DO THIS> From the records below, copy every line that contains the word "localhost".

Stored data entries
— Begin —
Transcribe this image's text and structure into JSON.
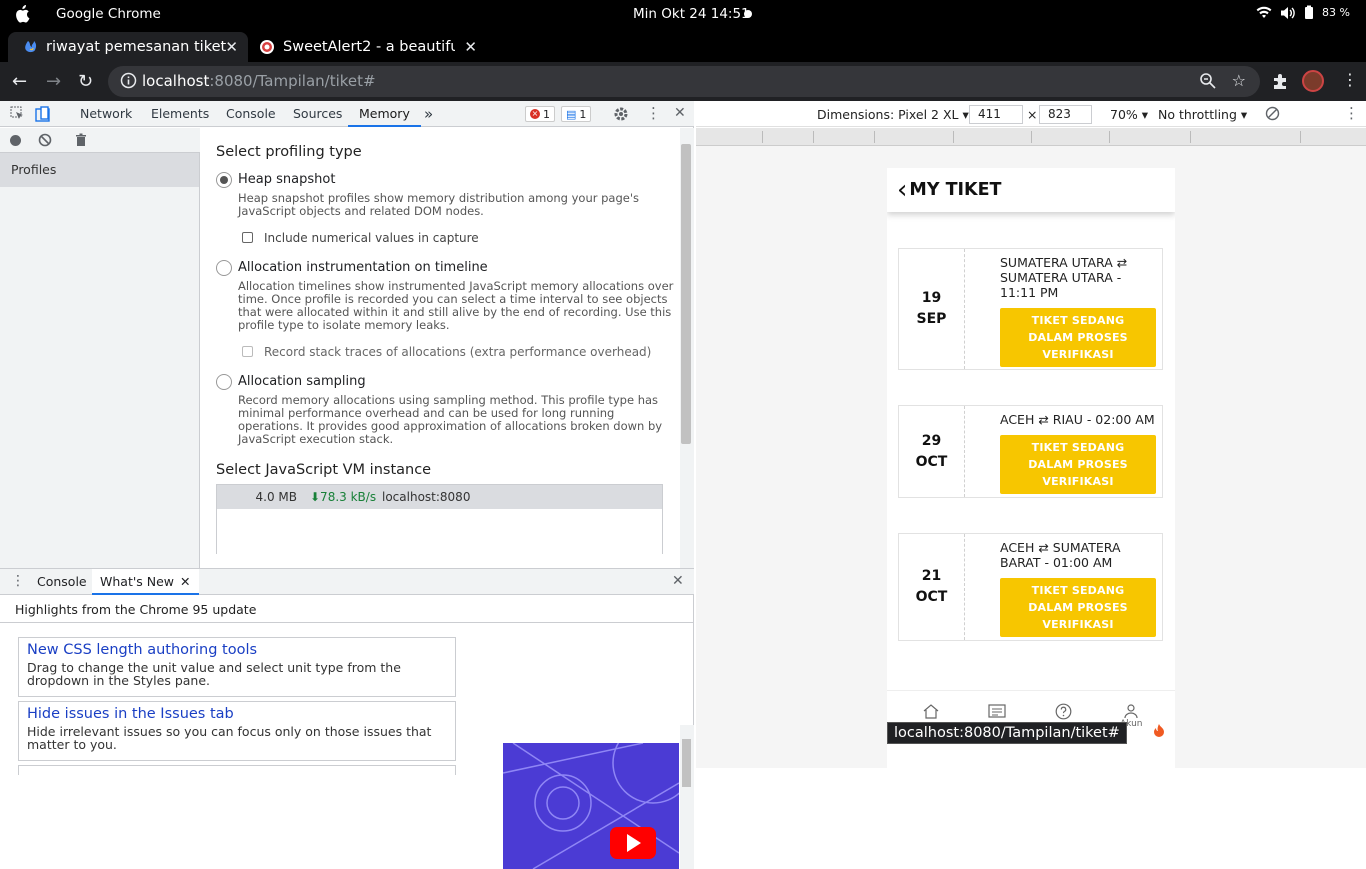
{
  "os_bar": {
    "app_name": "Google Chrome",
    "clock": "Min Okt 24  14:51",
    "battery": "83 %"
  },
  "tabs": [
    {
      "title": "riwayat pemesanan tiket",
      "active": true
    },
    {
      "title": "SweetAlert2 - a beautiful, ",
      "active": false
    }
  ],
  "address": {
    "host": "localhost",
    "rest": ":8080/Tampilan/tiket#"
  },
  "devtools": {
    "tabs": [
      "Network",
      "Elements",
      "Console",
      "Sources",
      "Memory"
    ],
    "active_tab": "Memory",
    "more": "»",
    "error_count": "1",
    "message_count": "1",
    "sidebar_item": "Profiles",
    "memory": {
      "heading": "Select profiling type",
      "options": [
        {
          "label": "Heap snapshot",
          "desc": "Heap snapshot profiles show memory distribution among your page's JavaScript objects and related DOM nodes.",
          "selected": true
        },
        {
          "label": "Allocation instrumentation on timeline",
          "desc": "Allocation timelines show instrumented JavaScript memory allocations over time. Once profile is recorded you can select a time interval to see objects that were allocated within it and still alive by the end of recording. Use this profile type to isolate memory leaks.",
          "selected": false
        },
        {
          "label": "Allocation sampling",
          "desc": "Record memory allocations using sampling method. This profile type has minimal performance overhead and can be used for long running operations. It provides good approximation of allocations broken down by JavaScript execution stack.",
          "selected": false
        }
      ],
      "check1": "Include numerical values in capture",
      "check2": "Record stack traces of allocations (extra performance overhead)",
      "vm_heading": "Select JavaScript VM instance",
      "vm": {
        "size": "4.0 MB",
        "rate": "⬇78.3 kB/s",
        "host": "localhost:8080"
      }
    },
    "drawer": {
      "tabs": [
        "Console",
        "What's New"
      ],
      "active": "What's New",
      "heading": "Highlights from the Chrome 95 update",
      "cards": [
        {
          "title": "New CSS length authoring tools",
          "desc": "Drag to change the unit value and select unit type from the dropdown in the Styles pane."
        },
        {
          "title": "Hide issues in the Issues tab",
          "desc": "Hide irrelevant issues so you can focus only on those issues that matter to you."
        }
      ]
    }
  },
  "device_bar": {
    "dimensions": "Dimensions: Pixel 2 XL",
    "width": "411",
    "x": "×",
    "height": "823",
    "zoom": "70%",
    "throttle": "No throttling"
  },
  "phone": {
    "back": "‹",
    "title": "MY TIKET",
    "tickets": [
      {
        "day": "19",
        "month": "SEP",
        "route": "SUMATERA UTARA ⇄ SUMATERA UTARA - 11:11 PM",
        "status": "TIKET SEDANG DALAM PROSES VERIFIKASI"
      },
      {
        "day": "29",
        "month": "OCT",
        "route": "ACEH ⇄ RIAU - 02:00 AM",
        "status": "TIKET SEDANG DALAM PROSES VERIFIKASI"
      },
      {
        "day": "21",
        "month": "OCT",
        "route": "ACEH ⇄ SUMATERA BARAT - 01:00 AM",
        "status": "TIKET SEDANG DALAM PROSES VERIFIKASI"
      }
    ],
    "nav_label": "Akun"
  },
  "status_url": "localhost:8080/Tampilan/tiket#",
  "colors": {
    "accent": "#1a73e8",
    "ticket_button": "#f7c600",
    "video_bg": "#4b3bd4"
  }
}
— End —
SOLUTION FOR THIS EXERCISE>
    "host": "localhost",
        "host": "localhost:8080"
  "status_url": "localhost:8080/Tampilan/tiket#",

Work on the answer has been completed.